## CHALLENGE
Write out the records below word for word, please.

## START INFORMATION GIVEN

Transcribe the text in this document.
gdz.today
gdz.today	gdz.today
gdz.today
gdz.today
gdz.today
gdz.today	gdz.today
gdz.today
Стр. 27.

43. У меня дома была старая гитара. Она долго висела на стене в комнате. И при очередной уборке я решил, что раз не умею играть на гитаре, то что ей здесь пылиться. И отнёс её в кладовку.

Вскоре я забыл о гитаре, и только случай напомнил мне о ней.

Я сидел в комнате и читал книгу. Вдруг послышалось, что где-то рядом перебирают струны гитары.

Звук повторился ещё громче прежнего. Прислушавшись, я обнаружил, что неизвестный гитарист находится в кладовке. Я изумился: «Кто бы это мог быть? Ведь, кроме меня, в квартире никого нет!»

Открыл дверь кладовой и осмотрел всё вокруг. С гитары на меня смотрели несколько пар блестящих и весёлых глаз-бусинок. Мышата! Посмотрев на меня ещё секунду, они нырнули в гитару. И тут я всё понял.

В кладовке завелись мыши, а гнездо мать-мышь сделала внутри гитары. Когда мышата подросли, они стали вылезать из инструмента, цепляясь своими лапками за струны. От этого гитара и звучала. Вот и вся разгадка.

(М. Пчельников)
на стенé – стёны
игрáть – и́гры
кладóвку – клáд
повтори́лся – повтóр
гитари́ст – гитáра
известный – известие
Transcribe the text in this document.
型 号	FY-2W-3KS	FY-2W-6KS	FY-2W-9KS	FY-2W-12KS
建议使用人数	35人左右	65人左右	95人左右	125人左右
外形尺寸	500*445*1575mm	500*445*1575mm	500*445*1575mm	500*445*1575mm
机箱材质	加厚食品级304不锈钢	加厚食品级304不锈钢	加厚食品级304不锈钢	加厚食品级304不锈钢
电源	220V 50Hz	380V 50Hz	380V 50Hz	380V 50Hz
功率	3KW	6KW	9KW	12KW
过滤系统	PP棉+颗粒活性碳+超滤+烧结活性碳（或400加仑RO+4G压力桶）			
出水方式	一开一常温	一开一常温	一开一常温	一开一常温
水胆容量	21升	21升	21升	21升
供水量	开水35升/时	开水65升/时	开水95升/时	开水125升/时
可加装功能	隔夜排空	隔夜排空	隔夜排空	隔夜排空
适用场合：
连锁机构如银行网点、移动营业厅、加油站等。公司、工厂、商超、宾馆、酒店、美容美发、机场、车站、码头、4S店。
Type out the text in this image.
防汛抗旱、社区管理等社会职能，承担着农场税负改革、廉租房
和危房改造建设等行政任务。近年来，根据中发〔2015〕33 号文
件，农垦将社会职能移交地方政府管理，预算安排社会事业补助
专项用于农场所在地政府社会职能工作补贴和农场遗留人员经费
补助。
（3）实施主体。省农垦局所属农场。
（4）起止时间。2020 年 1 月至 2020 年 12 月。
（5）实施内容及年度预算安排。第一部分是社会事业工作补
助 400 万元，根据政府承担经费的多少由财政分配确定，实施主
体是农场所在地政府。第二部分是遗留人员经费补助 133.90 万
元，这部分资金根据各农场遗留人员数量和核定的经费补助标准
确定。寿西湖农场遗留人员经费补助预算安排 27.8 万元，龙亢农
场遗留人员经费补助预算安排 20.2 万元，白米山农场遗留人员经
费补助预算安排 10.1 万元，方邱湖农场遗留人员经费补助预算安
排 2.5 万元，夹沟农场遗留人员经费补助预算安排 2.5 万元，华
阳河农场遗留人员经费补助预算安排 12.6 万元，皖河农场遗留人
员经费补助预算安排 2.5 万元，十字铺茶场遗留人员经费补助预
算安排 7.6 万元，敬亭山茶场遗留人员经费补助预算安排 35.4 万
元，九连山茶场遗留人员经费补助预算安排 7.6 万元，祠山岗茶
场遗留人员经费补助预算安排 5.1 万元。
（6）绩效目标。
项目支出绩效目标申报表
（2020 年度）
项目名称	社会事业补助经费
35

## END INFORMATION GIVEN

## RESPONSE TO THE EXERCISE
Transcribe the text in this document.
gdz.today
gdz.today	gdz.today
gdz.today
gdz.today
gdz.today
gdz.today	gdz.today
gdz.today
Стр. 27.

43. У меня дома была старая гитара. Она долго висела на стене в комнате. И при очередной уборке я решил, что раз не умею играть на гитаре, то что ей здесь пылиться. И отнёс её в кладовку.

Вскоре я забыл о гитаре, и только случай напомнил мне о ней.

Я сидел в комнате и читал книгу. Вдруг послышалось, что где-то рядом перебирают струны гитары.

Звук повторился ещё громче прежнего. Прислушавшись, я обнаружил, что неизвестный гитарист находится в кладовке. Я изумился: «Кто бы это мог быть? Ведь, кроме меня, в квартире никого нет!»

Открыл дверь кладовой и осмотрел всё вокруг. С гитары на меня смотрели несколько пар блестящих и весёлых глаз-бусинок. Мышата! Посмотрев на меня ещё секунду, они нырнули в гитару. И тут я всё понял.

В кладовке завелись мыши, а гнездо мать-мышь сделала внутри гитары. Когда мышата подросли, они стали вылезать из инструмента, цепляясь своими лапками за струны. От этого гитара и звучала. Вот и вся разгадка.

(М. Пчельников)
на стенé – стёны
игрáть – и́гры
кладóвку – клáд
повтори́лся – повтóр
гитари́ст – гитáра
известный – известие
Transcribe the text in this document.
型 号	FY-2W-3KS	FY-2W-6KS	FY-2W-9KS	FY-2W-12KS
建议使用人数	35人左右	65人左右	95人左右	125人左右
外形尺寸	500*445*1575mm	500*445*1575mm	500*445*1575mm	500*445*1575mm
机箱材质	加厚食品级304不锈钢	加厚食品级304不锈钢	加厚食品级304不锈钢	加厚食品级304不锈钢
电源	220V 50Hz	380V 50Hz	380V 50Hz	380V 50Hz
功率	3KW	6KW	9KW	12KW
过滤系统	PP棉+颗粒活性碳+超滤+烧结活性碳（或400加仑RO+4G压力桶）			
出水方式	一开一常温	一开一常温	一开一常温	一开一常温
水胆容量	21升	21升	21升	21升
供水量	开水35升/时	开水65升/时	开水95升/时	开水125升/时
可加装功能	隔夜排空	隔夜排空	隔夜排空	隔夜排空
适用场合：
连锁机构如银行网点、移动营业厅、加油站等。公司、工厂、商超、宾馆、酒店、美容美发、机场、车站、码头、4S店。
Type out the text in this image.
防汛抗旱、社区管理等社会职能，承担着农场税负改革、廉租房
和危房改造建设等行政任务。近年来，根据中发〔2015〕33 号文
件，农垦将社会职能移交地方政府管理，预算安排社会事业补助
专项用于农场所在地政府社会职能工作补贴和农场遗留人员经费
补助。
（3）实施主体。省农垦局所属农场。
（4）起止时间。2020 年 1 月至 2020 年 12 月。
（5）实施内容及年度预算安排。第一部分是社会事业工作补
助 400 万元，根据政府承担经费的多少由财政分配确定，实施主
体是农场所在地政府。第二部分是遗留人员经费补助 133.90 万
元，这部分资金根据各农场遗留人员数量和核定的经费补助标准
确定。寿西湖农场遗留人员经费补助预算安排 27.8 万元，龙亢农
场遗留人员经费补助预算安排 20.2 万元，白米山农场遗留人员经
费补助预算安排 10.1 万元，方邱湖农场遗留人员经费补助预算安
排 2.5 万元，夹沟农场遗留人员经费补助预算安排 2.5 万元，华
阳河农场遗留人员经费补助预算安排 12.6 万元，皖河农场遗留人
员经费补助预算安排 2.5 万元，十字铺茶场遗留人员经费补助预
算安排 7.6 万元，敬亭山茶场遗留人员经费补助预算安排 35.4 万
元，九连山茶场遗留人员经费补助预算安排 7.6 万元，祠山岗茶
场遗留人员经费补助预算安排 5.1 万元。
（6）绩效目标。
项目支出绩效目标申报表
（2020 年度）
项目名称	社会事业补助经费
35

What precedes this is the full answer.